## Short exercise
Copy every line that contains the string "myös" from the entries below.

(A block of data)
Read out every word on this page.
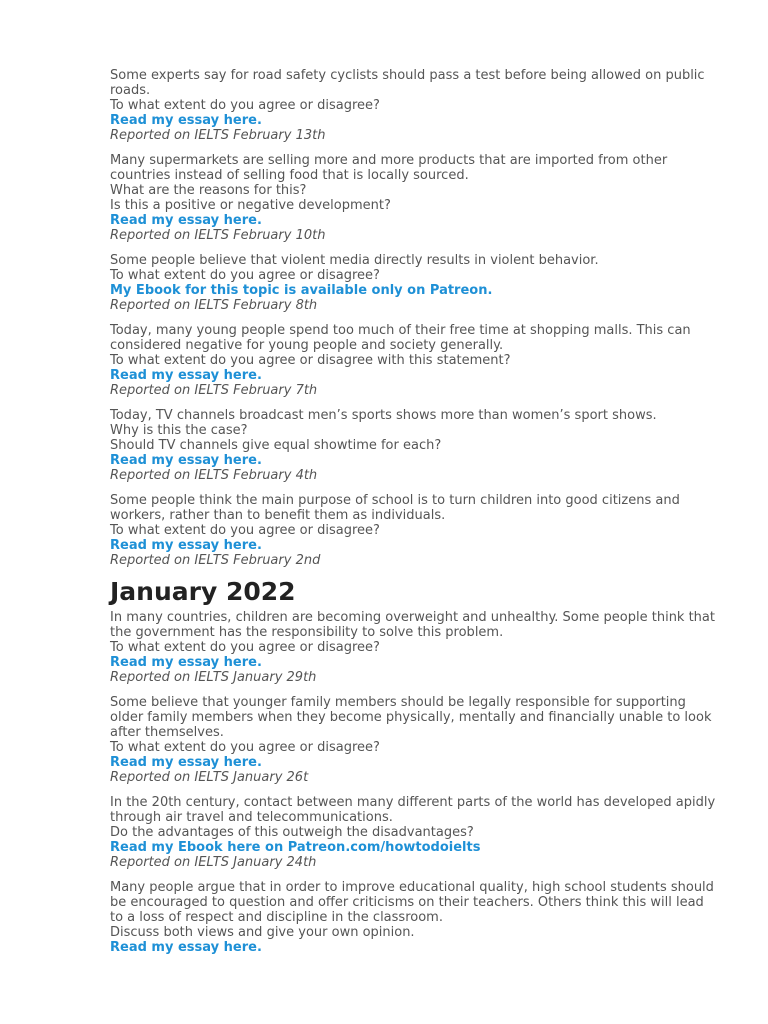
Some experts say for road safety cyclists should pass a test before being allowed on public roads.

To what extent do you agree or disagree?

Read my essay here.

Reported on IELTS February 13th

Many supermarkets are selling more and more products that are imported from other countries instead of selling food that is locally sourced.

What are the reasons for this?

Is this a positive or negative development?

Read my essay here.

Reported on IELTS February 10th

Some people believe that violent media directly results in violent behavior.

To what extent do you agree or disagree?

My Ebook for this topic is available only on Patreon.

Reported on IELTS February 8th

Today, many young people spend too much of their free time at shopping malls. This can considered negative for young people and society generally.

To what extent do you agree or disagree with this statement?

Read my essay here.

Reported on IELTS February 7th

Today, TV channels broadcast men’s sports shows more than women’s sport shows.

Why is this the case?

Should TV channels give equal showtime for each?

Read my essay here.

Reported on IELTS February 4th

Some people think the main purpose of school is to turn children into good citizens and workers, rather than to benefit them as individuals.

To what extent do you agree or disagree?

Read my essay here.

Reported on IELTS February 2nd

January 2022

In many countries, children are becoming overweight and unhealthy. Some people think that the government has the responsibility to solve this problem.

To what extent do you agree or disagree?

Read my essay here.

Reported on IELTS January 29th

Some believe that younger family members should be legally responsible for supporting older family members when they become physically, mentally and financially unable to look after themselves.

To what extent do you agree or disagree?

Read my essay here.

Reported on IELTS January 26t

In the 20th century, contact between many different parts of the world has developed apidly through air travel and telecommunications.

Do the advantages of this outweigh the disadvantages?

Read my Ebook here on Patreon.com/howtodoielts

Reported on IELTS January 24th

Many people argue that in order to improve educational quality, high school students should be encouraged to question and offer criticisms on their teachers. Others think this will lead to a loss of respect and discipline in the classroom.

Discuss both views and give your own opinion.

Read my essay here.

--

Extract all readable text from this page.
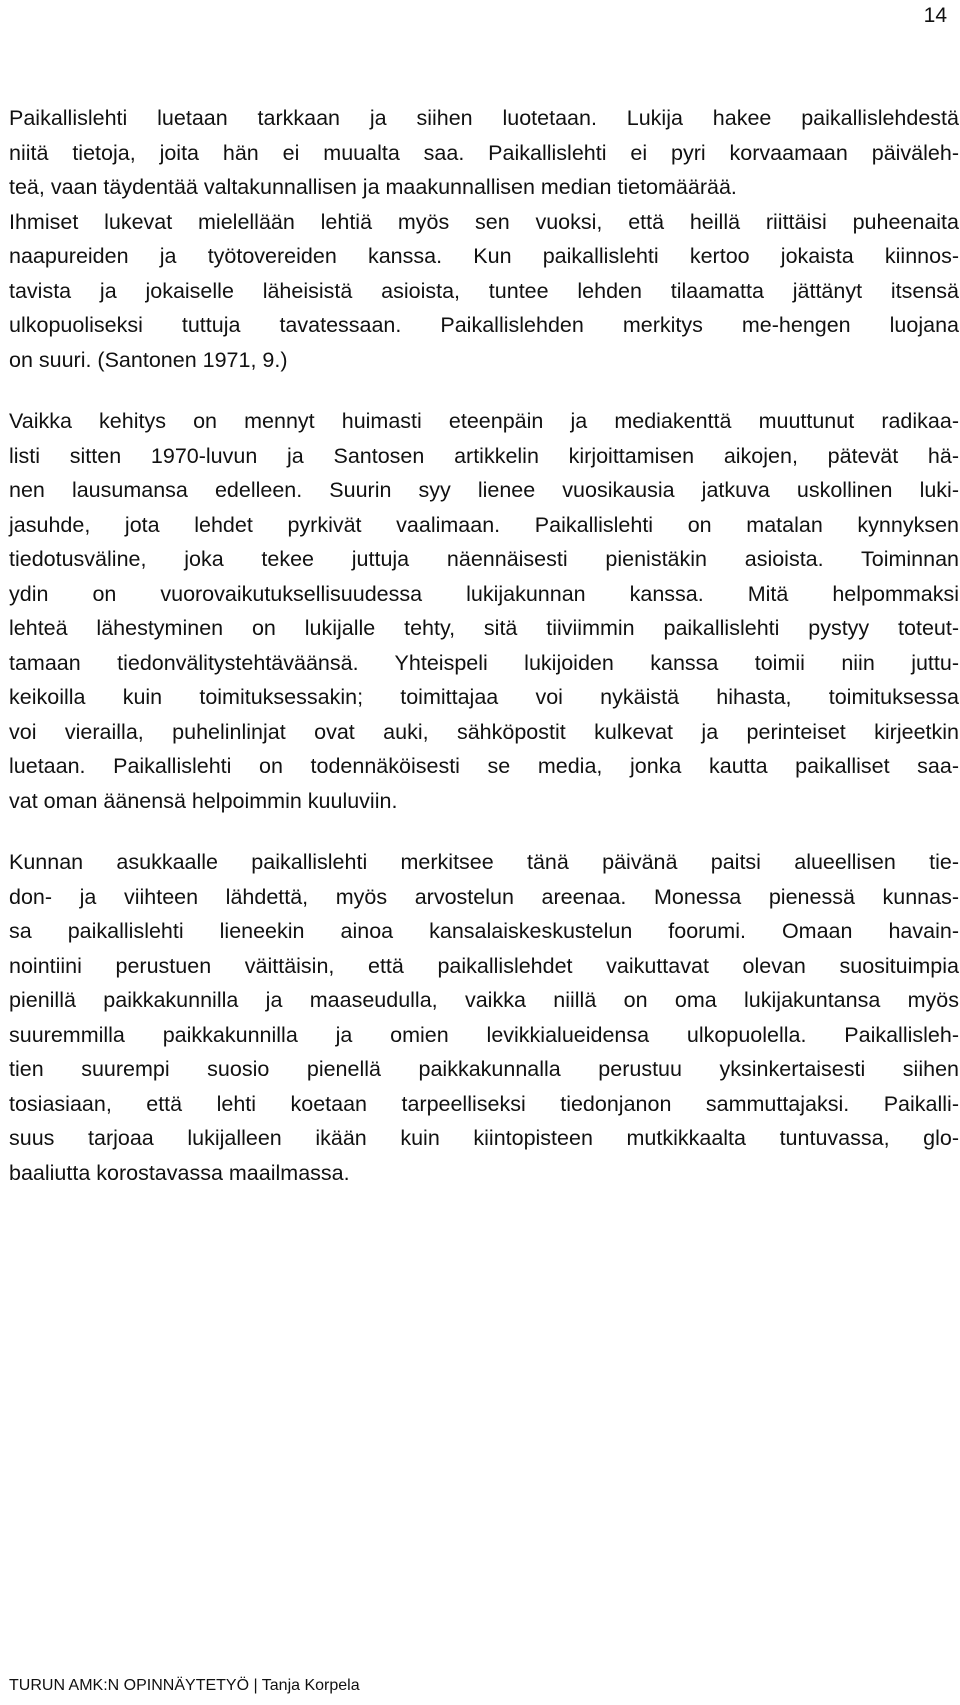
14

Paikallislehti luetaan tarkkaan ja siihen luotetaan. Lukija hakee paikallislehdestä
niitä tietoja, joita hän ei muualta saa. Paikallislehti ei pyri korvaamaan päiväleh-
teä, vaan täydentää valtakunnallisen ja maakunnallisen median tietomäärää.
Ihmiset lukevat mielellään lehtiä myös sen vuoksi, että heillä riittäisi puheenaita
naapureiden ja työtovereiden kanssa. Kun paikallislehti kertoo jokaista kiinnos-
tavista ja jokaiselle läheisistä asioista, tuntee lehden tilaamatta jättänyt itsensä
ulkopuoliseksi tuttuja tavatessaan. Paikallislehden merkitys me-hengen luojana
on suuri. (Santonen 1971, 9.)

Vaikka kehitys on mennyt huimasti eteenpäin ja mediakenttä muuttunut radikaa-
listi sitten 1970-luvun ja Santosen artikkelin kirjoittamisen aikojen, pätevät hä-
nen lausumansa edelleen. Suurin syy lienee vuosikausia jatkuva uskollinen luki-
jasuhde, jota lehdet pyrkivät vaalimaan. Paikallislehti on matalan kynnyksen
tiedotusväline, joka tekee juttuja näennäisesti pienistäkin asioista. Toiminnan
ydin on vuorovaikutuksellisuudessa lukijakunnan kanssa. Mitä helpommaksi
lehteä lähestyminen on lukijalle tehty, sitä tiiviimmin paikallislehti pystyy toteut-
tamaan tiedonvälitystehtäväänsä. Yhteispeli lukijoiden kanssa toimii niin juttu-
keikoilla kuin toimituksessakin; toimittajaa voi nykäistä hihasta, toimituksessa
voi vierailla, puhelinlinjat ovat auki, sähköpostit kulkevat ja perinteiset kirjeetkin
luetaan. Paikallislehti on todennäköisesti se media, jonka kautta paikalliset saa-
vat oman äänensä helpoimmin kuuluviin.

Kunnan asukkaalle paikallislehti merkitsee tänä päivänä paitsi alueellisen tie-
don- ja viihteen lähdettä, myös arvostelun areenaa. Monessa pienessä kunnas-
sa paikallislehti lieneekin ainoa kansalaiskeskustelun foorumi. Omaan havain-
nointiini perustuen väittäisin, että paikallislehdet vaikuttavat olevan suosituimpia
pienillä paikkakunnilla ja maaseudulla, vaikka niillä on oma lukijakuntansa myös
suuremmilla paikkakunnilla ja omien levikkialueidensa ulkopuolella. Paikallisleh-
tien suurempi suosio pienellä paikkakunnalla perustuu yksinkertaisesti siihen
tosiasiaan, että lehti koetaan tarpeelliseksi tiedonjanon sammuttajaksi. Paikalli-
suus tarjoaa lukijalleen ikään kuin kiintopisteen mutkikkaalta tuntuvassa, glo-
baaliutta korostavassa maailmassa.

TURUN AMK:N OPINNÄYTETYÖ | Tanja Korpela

## Solution to this problem
Ihmiset lukevat mielellään lehtiä myös sen vuoksi, että heillä riittäisi puheenaita
don- ja viihteen lähdettä, myös arvostelun areenaa. Monessa pienessä kunnas-
pienillä paikkakunnilla ja maaseudulla, vaikka niillä on oma lukijakuntansa myös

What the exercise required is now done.